Print the entries that appear below, exactly as written and without their pictures.

== Given data ==

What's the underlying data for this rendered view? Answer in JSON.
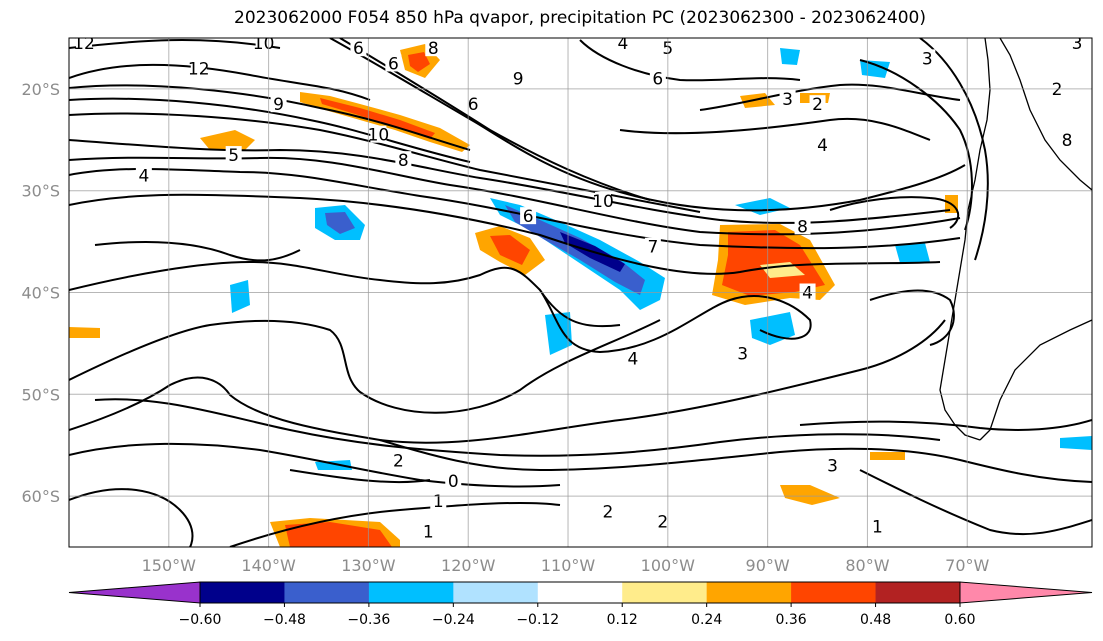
{
  "title": "2023062000 F054 850 hPa qvapor, precipitation PC (2023062300 - 2023062400)",
  "map": {
    "lon_range": [
      -160,
      -57.5
    ],
    "lat_range": [
      -65,
      -15
    ],
    "lon_ticks": [
      {
        "lon": -150,
        "label": "150°W"
      },
      {
        "lon": -140,
        "label": "140°W"
      },
      {
        "lon": -130,
        "label": "130°W"
      },
      {
        "lon": -120,
        "label": "120°W"
      },
      {
        "lon": -110,
        "label": "110°W"
      },
      {
        "lon": -100,
        "label": "100°W"
      },
      {
        "lon": -90,
        "label": "90°W"
      },
      {
        "lon": -80,
        "label": "80°W"
      },
      {
        "lon": -70,
        "label": "70°W"
      }
    ],
    "lat_ticks": [
      {
        "lat": -20,
        "label": "20°S"
      },
      {
        "lat": -30,
        "label": "30°S"
      },
      {
        "lat": -40,
        "label": "40°S"
      },
      {
        "lat": -50,
        "label": "50°S"
      },
      {
        "lat": -60,
        "label": "60°S"
      }
    ],
    "grid": true
  },
  "colorbar": {
    "extend": "both",
    "under_color": "#9932cc",
    "over_color": "#ff88aa",
    "bins": [
      {
        "from": -0.6,
        "to": -0.48,
        "color": "#00008b"
      },
      {
        "from": -0.48,
        "to": -0.36,
        "color": "#3a5fcd"
      },
      {
        "from": -0.36,
        "to": -0.24,
        "color": "#00bfff"
      },
      {
        "from": -0.24,
        "to": -0.12,
        "color": "#b0e2ff"
      },
      {
        "from": -0.12,
        "to": 0.12,
        "color": "#ffffff"
      },
      {
        "from": 0.12,
        "to": 0.24,
        "color": "#ffec8b"
      },
      {
        "from": 0.24,
        "to": 0.36,
        "color": "#ffa500"
      },
      {
        "from": 0.36,
        "to": 0.48,
        "color": "#ff4500"
      },
      {
        "from": 0.48,
        "to": 0.6,
        "color": "#b22222"
      }
    ],
    "tick_labels": [
      "−0.60",
      "−0.48",
      "−0.36",
      "−0.24",
      "−0.12",
      "0.12",
      "0.24",
      "0.36",
      "0.48",
      "0.60"
    ]
  },
  "contours": {
    "variable": "qvapor",
    "labels": [
      {
        "text": "12",
        "lon": -158.5,
        "lat": -15.5
      },
      {
        "text": "10",
        "lon": -140.5,
        "lat": -15.5
      },
      {
        "text": "12",
        "lon": -147,
        "lat": -18
      },
      {
        "text": "9",
        "lon": -139,
        "lat": -21.5
      },
      {
        "text": "5",
        "lon": -143.5,
        "lat": -26.5
      },
      {
        "text": "4",
        "lon": -152.5,
        "lat": -28.5
      },
      {
        "text": "6",
        "lon": -131,
        "lat": -16
      },
      {
        "text": "6",
        "lon": -127.5,
        "lat": -17.5
      },
      {
        "text": "8",
        "lon": -123.5,
        "lat": -16
      },
      {
        "text": "9",
        "lon": -115,
        "lat": -19
      },
      {
        "text": "6",
        "lon": -119.5,
        "lat": -21.5
      },
      {
        "text": "10",
        "lon": -129,
        "lat": -24.5
      },
      {
        "text": "8",
        "lon": -126.5,
        "lat": -27
      },
      {
        "text": "10",
        "lon": -106.5,
        "lat": -31
      },
      {
        "text": "6",
        "lon": -114,
        "lat": -32.5
      },
      {
        "text": "4",
        "lon": -104.5,
        "lat": -15.5
      },
      {
        "text": "5",
        "lon": -100,
        "lat": -16
      },
      {
        "text": "6",
        "lon": -101,
        "lat": -19
      },
      {
        "text": "3",
        "lon": -88,
        "lat": -21
      },
      {
        "text": "2",
        "lon": -85,
        "lat": -21.5
      },
      {
        "text": "4",
        "lon": -84.5,
        "lat": -25.5
      },
      {
        "text": "7",
        "lon": -101.5,
        "lat": -35.5
      },
      {
        "text": "8",
        "lon": -86.5,
        "lat": -33.5
      },
      {
        "text": "4",
        "lon": -86,
        "lat": -40
      },
      {
        "text": "3",
        "lon": -92.5,
        "lat": -46
      },
      {
        "text": "4",
        "lon": -103.5,
        "lat": -46.5
      },
      {
        "text": "2",
        "lon": -127,
        "lat": -56.5
      },
      {
        "text": "0",
        "lon": -121.5,
        "lat": -58.5
      },
      {
        "text": "1",
        "lon": -123,
        "lat": -60.5
      },
      {
        "text": "2",
        "lon": -106,
        "lat": -61.5
      },
      {
        "text": "2",
        "lon": -100.5,
        "lat": -62.5
      },
      {
        "text": "1",
        "lon": -124,
        "lat": -63.5
      },
      {
        "text": "3",
        "lon": -83.5,
        "lat": -57
      },
      {
        "text": "1",
        "lon": -79,
        "lat": -63
      },
      {
        "text": "3",
        "lon": -74,
        "lat": -17
      },
      {
        "text": "2",
        "lon": -61,
        "lat": -20
      },
      {
        "text": "8",
        "lon": -60,
        "lat": -25
      },
      {
        "text": "3",
        "lon": -59,
        "lat": -15.5
      }
    ]
  }
}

===

-- Final result --
What's the underlying data for this rendered view? Answer in JSON.
{
  "title": "2023062000 F054 850 hPa qvapor, precipitation PC (2023062300 - 2023062400)",
  "map": {
    "lon_range": [
      -160,
      -57.5
    ],
    "lat_range": [
      -65,
      -15
    ],
    "lon_ticks": [
      {
        "lon": -150,
        "label": "150°W"
      },
      {
        "lon": -140,
        "label": "140°W"
      },
      {
        "lon": -130,
        "label": "130°W"
      },
      {
        "lon": -120,
        "label": "120°W"
      },
      {
        "lon": -110,
        "label": "110°W"
      },
      {
        "lon": -100,
        "label": "100°W"
      },
      {
        "lon": -90,
        "label": "90°W"
      },
      {
        "lon": -80,
        "label": "80°W"
      },
      {
        "lon": -70,
        "label": "70°W"
      }
    ],
    "lat_ticks": [
      {
        "lat": -20,
        "label": "20°S"
      },
      {
        "lat": -30,
        "label": "30°S"
      },
      {
        "lat": -40,
        "label": "40°S"
      },
      {
        "lat": -50,
        "label": "50°S"
      },
      {
        "lat": -60,
        "label": "60°S"
      }
    ],
    "grid": true
  },
  "colorbar": {
    "extend": "both",
    "under_color": "#9932cc",
    "over_color": "#ff88aa",
    "bins": [
      {
        "from": -0.6,
        "to": -0.48,
        "color": "#00008b"
      },
      {
        "from": -0.48,
        "to": -0.36,
        "color": "#3a5fcd"
      },
      {
        "from": -0.36,
        "to": -0.24,
        "color": "#00bfff"
      },
      {
        "from": -0.24,
        "to": -0.12,
        "color": "#b0e2ff"
      },
      {
        "from": -0.12,
        "to": 0.12,
        "color": "#ffffff"
      },
      {
        "from": 0.12,
        "to": 0.24,
        "color": "#ffec8b"
      },
      {
        "from": 0.24,
        "to": 0.36,
        "color": "#ffa500"
      },
      {
        "from": 0.36,
        "to": 0.48,
        "color": "#ff4500"
      },
      {
        "from": 0.48,
        "to": 0.6,
        "color": "#b22222"
      }
    ],
    "tick_labels": [
      "−0.60",
      "−0.48",
      "−0.36",
      "−0.24",
      "−0.12",
      "0.12",
      "0.24",
      "0.36",
      "0.48",
      "0.60"
    ]
  },
  "contours": {
    "variable": "qvapor",
    "labels": [
      {
        "text": "12",
        "lon": -158.5,
        "lat": -15.5
      },
      {
        "text": "10",
        "lon": -140.5,
        "lat": -15.5
      },
      {
        "text": "12",
        "lon": -147,
        "lat": -18
      },
      {
        "text": "9",
        "lon": -139,
        "lat": -21.5
      },
      {
        "text": "5",
        "lon": -143.5,
        "lat": -26.5
      },
      {
        "text": "4",
        "lon": -152.5,
        "lat": -28.5
      },
      {
        "text": "6",
        "lon": -131,
        "lat": -16
      },
      {
        "text": "6",
        "lon": -127.5,
        "lat": -17.5
      },
      {
        "text": "8",
        "lon": -123.5,
        "lat": -16
      },
      {
        "text": "9",
        "lon": -115,
        "lat": -19
      },
      {
        "text": "6",
        "lon": -119.5,
        "lat": -21.5
      },
      {
        "text": "10",
        "lon": -129,
        "lat": -24.5
      },
      {
        "text": "8",
        "lon": -126.5,
        "lat": -27
      },
      {
        "text": "10",
        "lon": -106.5,
        "lat": -31
      },
      {
        "text": "6",
        "lon": -114,
        "lat": -32.5
      },
      {
        "text": "4",
        "lon": -104.5,
        "lat": -15.5
      },
      {
        "text": "5",
        "lon": -100,
        "lat": -16
      },
      {
        "text": "6",
        "lon": -101,
        "lat": -19
      },
      {
        "text": "3",
        "lon": -88,
        "lat": -21
      },
      {
        "text": "2",
        "lon": -85,
        "lat": -21.5
      },
      {
        "text": "4",
        "lon": -84.5,
        "lat": -25.5
      },
      {
        "text": "7",
        "lon": -101.5,
        "lat": -35.5
      },
      {
        "text": "8",
        "lon": -86.5,
        "lat": -33.5
      },
      {
        "text": "4",
        "lon": -86,
        "lat": -40
      },
      {
        "text": "3",
        "lon": -92.5,
        "lat": -46
      },
      {
        "text": "4",
        "lon": -103.5,
        "lat": -46.5
      },
      {
        "text": "2",
        "lon": -127,
        "lat": -56.5
      },
      {
        "text": "0",
        "lon": -121.5,
        "lat": -58.5
      },
      {
        "text": "1",
        "lon": -123,
        "lat": -60.5
      },
      {
        "text": "2",
        "lon": -106,
        "lat": -61.5
      },
      {
        "text": "2",
        "lon": -100.5,
        "lat": -62.5
      },
      {
        "text": "1",
        "lon": -124,
        "lat": -63.5
      },
      {
        "text": "3",
        "lon": -83.5,
        "lat": -57
      },
      {
        "text": "1",
        "lon": -79,
        "lat": -63
      },
      {
        "text": "3",
        "lon": -74,
        "lat": -17
      },
      {
        "text": "2",
        "lon": -61,
        "lat": -20
      },
      {
        "text": "8",
        "lon": -60,
        "lat": -25
      },
      {
        "text": "3",
        "lon": -59,
        "lat": -15.5
      }
    ]
  }
}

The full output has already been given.